--- Begin ---

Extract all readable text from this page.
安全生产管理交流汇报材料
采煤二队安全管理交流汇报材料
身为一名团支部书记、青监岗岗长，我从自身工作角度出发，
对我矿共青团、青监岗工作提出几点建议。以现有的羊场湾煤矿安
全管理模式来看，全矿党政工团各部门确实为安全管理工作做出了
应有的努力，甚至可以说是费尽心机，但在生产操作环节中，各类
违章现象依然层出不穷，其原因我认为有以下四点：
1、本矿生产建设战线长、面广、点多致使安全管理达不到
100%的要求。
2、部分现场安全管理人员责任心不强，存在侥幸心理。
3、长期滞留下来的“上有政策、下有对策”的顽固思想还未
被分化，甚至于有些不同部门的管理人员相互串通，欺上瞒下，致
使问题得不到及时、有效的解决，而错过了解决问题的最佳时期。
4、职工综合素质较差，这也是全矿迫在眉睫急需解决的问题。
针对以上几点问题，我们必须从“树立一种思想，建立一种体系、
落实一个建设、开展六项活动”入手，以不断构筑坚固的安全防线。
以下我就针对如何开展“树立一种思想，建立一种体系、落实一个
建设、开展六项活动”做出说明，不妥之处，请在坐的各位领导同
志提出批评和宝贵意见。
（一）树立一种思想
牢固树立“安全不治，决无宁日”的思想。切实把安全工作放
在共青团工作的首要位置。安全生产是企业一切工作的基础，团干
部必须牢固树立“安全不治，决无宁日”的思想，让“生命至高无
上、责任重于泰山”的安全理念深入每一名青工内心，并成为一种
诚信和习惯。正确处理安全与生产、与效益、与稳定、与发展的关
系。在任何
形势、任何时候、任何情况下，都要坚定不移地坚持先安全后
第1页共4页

--- End ---

**TASK INSTRUCTIONS:** Using the records above, pull out each line where the word "建立一种体系" occurs.

**OUTPUT FOR THIS TASK:**
针对以上几点问题，我们必须从“树立一种思想，建立一种体系、
以下我就针对如何开展“树立一种思想，建立一种体系、落实一个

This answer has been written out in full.